To be done:
Print the records below word for word, but leave out the pictures.

..............................

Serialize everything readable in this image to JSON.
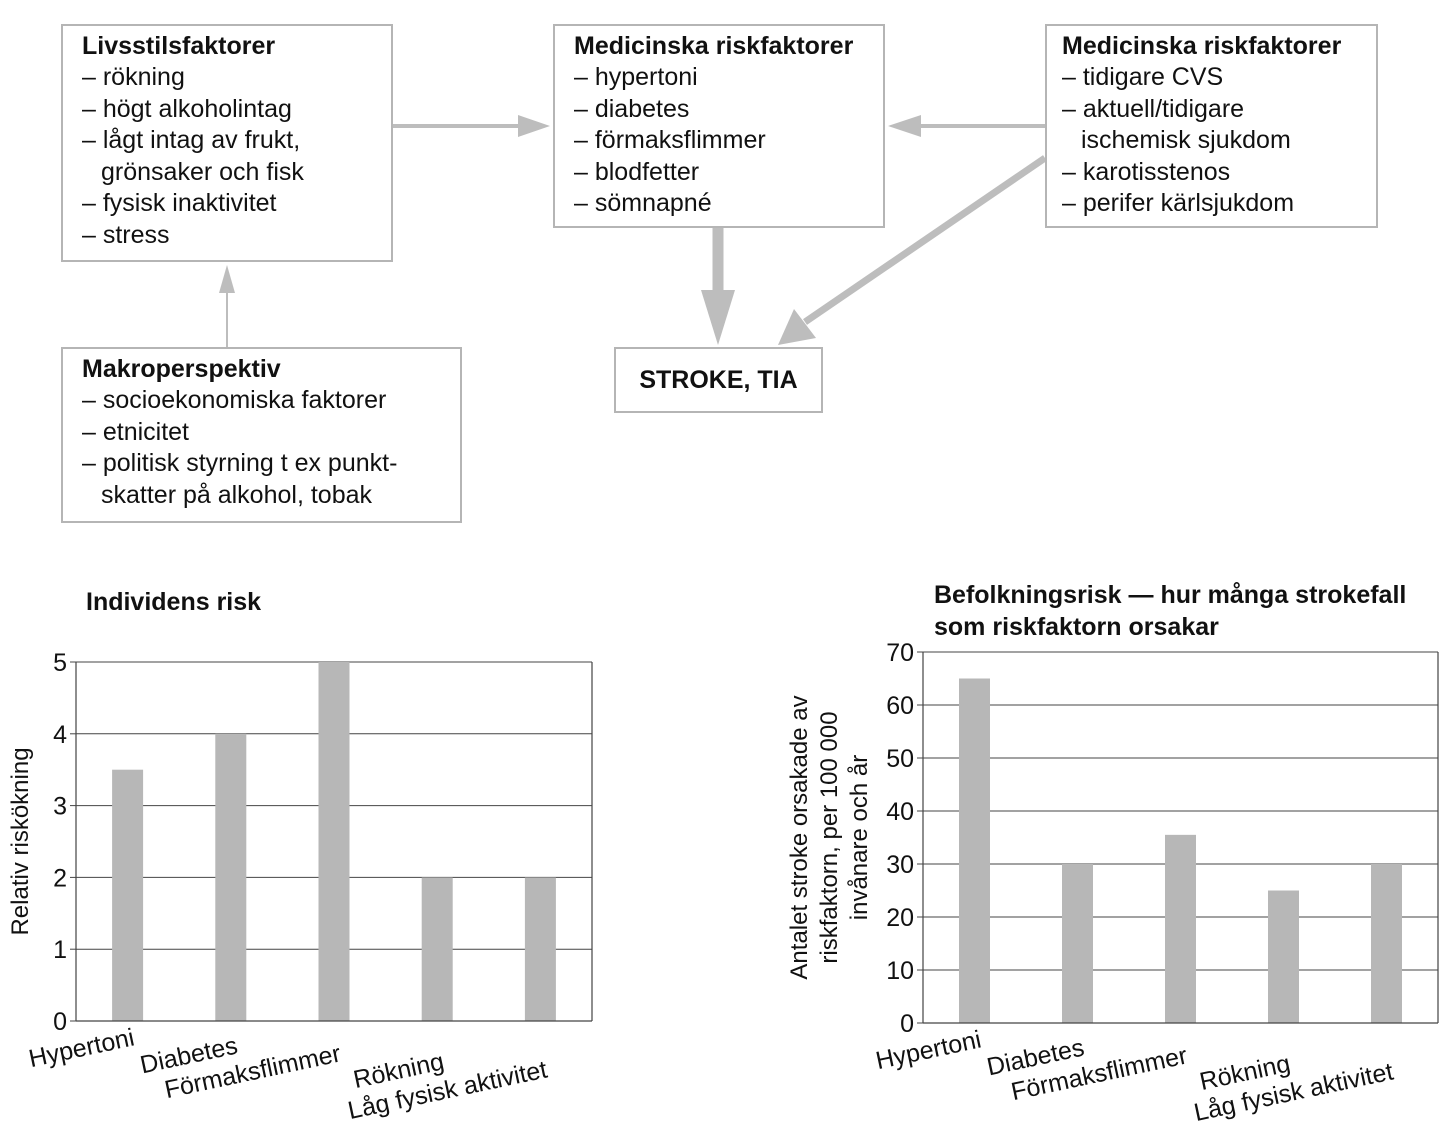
{
  "diagram": {
    "lifestyle": {
      "title": "Livsstilsfaktorer",
      "items": [
        "– rökning",
        "– högt alkoholintag",
        "– lågt intag av frukt, grönsaker och fisk",
        "– fysisk inaktivitet",
        "– stress"
      ]
    },
    "medical": {
      "title": "Medicinska riskfaktorer",
      "items": [
        "– hypertoni",
        "– diabetes",
        "– förmaksflimmer",
        "– blodfetter",
        "– sömnapné"
      ]
    },
    "medical_vascular": {
      "title": "Medicinska riskfaktorer",
      "items": [
        "– tidigare CVS",
        "– aktuell/tidigare ischemisk sjukdom",
        "– karotisstenos",
        "– perifer kärlsjukdom"
      ]
    },
    "macro": {
      "title": "Makroperspektiv",
      "items": [
        "– socioekonomiska faktorer",
        "– etnicitet",
        "– politisk styrning t ex punkt-skatter på alkohol, tobak"
      ]
    },
    "outcome": {
      "label": "STROKE, TIA"
    },
    "arrow_color": "#bdbdbd"
  },
  "chart_data": [
    {
      "type": "bar",
      "title": "Individens risk",
      "ylabel": "Relativ riskökning",
      "categories": [
        "Hypertoni",
        "Diabetes",
        "Förmaksflimmer",
        "Rökning",
        "Låg fysisk aktivitet"
      ],
      "values": [
        3.5,
        4,
        5,
        2,
        2
      ],
      "ylim": [
        0,
        5
      ],
      "yticks": [
        0,
        1,
        2,
        3,
        4,
        5
      ],
      "grid": true,
      "bar_color": "#b7b7b7"
    },
    {
      "type": "bar",
      "title": "Befolkningsrisk — hur många strokefall som riskfaktorn orsakar",
      "ylabel": "Antalet stroke orsakade av riskfaktorn, per 100 000 invånare och år",
      "categories": [
        "Hypertoni",
        "Diabetes",
        "Förmaksflimmer",
        "Rökning",
        "Låg fysisk aktivitet"
      ],
      "values": [
        65,
        30,
        35.5,
        25,
        30
      ],
      "ylim": [
        0,
        70
      ],
      "yticks": [
        0,
        10,
        20,
        30,
        40,
        50,
        60,
        70
      ],
      "grid": true,
      "bar_color": "#b7b7b7"
    }
  ]
}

..............................

Answer in full:
Serialize everything readable in this image to JSON.
{
  "diagram": {
    "lifestyle": {
      "title": "Livsstilsfaktorer",
      "items": [
        "– rökning",
        "– högt alkoholintag",
        "– lågt intag av frukt, grönsaker och fisk",
        "– fysisk inaktivitet",
        "– stress"
      ]
    },
    "medical": {
      "title": "Medicinska riskfaktorer",
      "items": [
        "– hypertoni",
        "– diabetes",
        "– förmaksflimmer",
        "– blodfetter",
        "– sömnapné"
      ]
    },
    "medical_vascular": {
      "title": "Medicinska riskfaktorer",
      "items": [
        "– tidigare CVS",
        "– aktuell/tidigare ischemisk sjukdom",
        "– karotisstenos",
        "– perifer kärlsjukdom"
      ]
    },
    "macro": {
      "title": "Makroperspektiv",
      "items": [
        "– socioekonomiska faktorer",
        "– etnicitet",
        "– politisk styrning t ex punkt-skatter på alkohol, tobak"
      ]
    },
    "outcome": {
      "label": "STROKE, TIA"
    },
    "arrow_color": "#bdbdbd"
  },
  "chart_data": [
    {
      "type": "bar",
      "title": "Individens risk",
      "ylabel": "Relativ riskökning",
      "categories": [
        "Hypertoni",
        "Diabetes",
        "Förmaksflimmer",
        "Rökning",
        "Låg fysisk aktivitet"
      ],
      "values": [
        3.5,
        4,
        5,
        2,
        2
      ],
      "ylim": [
        0,
        5
      ],
      "yticks": [
        0,
        1,
        2,
        3,
        4,
        5
      ],
      "grid": true,
      "bar_color": "#b7b7b7"
    },
    {
      "type": "bar",
      "title": "Befolkningsrisk — hur många strokefall som riskfaktorn orsakar",
      "ylabel": "Antalet stroke orsakade av riskfaktorn, per 100 000 invånare och år",
      "categories": [
        "Hypertoni",
        "Diabetes",
        "Förmaksflimmer",
        "Rökning",
        "Låg fysisk aktivitet"
      ],
      "values": [
        65,
        30,
        35.5,
        25,
        30
      ],
      "ylim": [
        0,
        70
      ],
      "yticks": [
        0,
        10,
        20,
        30,
        40,
        50,
        60,
        70
      ],
      "grid": true,
      "bar_color": "#b7b7b7"
    }
  ]
}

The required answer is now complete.